* Your instructions *
Check every line below for the string "this", and copy the lines that contain it.
## BEGIN Material to process
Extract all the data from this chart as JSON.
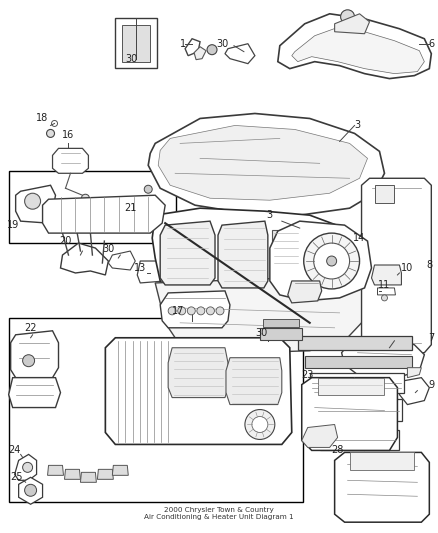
{
  "title": "2000 Chrysler Town & Country\nAir Conditioning & Heater Unit Diagram 1",
  "background_color": "#ffffff",
  "line_color": "#555555",
  "text_color": "#222222",
  "border_color": "#000000",
  "fig_width": 4.38,
  "fig_height": 5.33,
  "dpi": 100,
  "label_fs": 7.0
}
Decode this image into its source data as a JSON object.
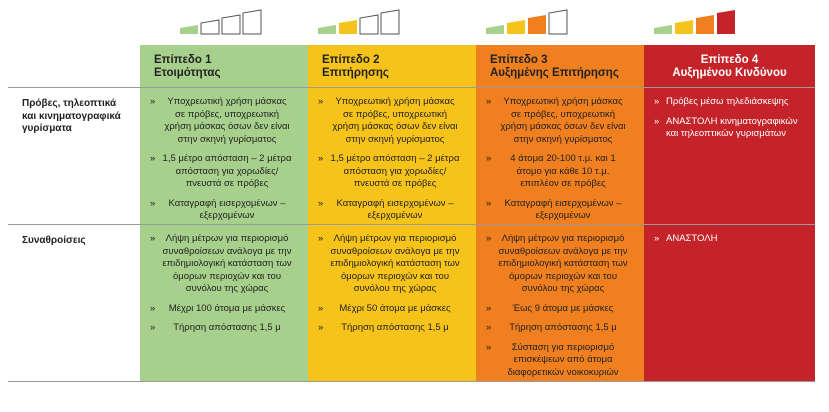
{
  "bullet": "»",
  "table": {
    "columns": [
      {
        "level": "Επίπεδο 1",
        "name": "Ετοιμότητας"
      },
      {
        "level": "Επίπεδο 2",
        "name": "Επιτήρησης"
      },
      {
        "level": "Επίπεδο 3",
        "name": "Αυξημένης Επιτήρησης"
      },
      {
        "level": "Επίπεδο 4",
        "name": "Αυξημένου Κινδύνου"
      }
    ],
    "rows": [
      {
        "label": "Πρόβες, τηλεοπτικά και κινηματογραφικά γυρίσματα",
        "cells": [
          [
            "Υποχρεωτική χρήση μάσκας σε πρόβες, υποχρεωτική χρήση μάσκας όσων δεν είναι στην σκηνή γυρίσματος",
            "1,5 μέτρο απόσταση – 2 μέτρα απόσταση για χορωδίες/πνευστά σε πρόβες",
            "Καταγραφή εισερχομένων – εξερχομένων"
          ],
          [
            "Υποχρεωτική χρήση μάσκας σε πρόβες, υποχρεωτική χρήση μάσκας όσων δεν είναι στην σκηνή γυρίσματος",
            "1,5 μέτρο απόσταση – 2 μέτρα απόσταση για χορωδίες/πνευστά σε πρόβες",
            "Καταγραφή εισερχομένων – εξερχομένων"
          ],
          [
            "Υποχρεωτική χρήση μάσκας σε πρόβες, υποχρεωτική χρήση μάσκας όσων δεν είναι στην σκηνή γυρίσματος",
            "4 άτομα 20-100 τ.μ. και 1 άτομο για κάθε 10 τ.μ. επιπλέον σε πρόβες",
            "Καταγραφή εισερχομένων – εξερχομένων"
          ],
          [
            "Πρόβες μέσω τηλεδιάσκεψης",
            "ΑΝΑΣΤΟΛΗ κινηματογραφικών και τηλεοπτικών γυρισμάτων"
          ]
        ]
      },
      {
        "label": "Συναθροίσεις",
        "cells": [
          [
            "Λήψη μέτρων για περιορισμό συναθροίσεων ανάλογα με την επιδημιολογική κατάσταση των όμορων περιοχών και του συνόλου της χώρας",
            "Μέχρι 100 άτομα με μάσκες",
            "Τήρηση απόστασης 1,5 μ"
          ],
          [
            "Λήψη μέτρων για περιορισμό συναθροίσεων ανάλογα με την επιδημιολογική κατάσταση των όμορων περιοχών και του συνόλου της χώρας",
            "Μέχρι 50 άτομα με μάσκες",
            "Τήρηση απόστασης 1,5 μ"
          ],
          [
            "Λήψη μέτρων για περιορισμό συναθροίσεων ανάλογα με την επιδημιολογική κατάσταση των όμορων περιοχών και του συνόλου της χώρας",
            "Έως 9 άτομα με μάσκες",
            "Τήρηση απόστασης 1,5 μ",
            "Σύσταση για περιορισμό επισκέψεων από άτομα διαφορετικών νοικοκυριών"
          ],
          [
            "ΑΝΑΣΤΟΛΗ"
          ]
        ]
      }
    ]
  }
}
## END Material to process
* Worked answer *
Extract all the data from this chart as JSON.
Decode this image into its source data as a JSON object.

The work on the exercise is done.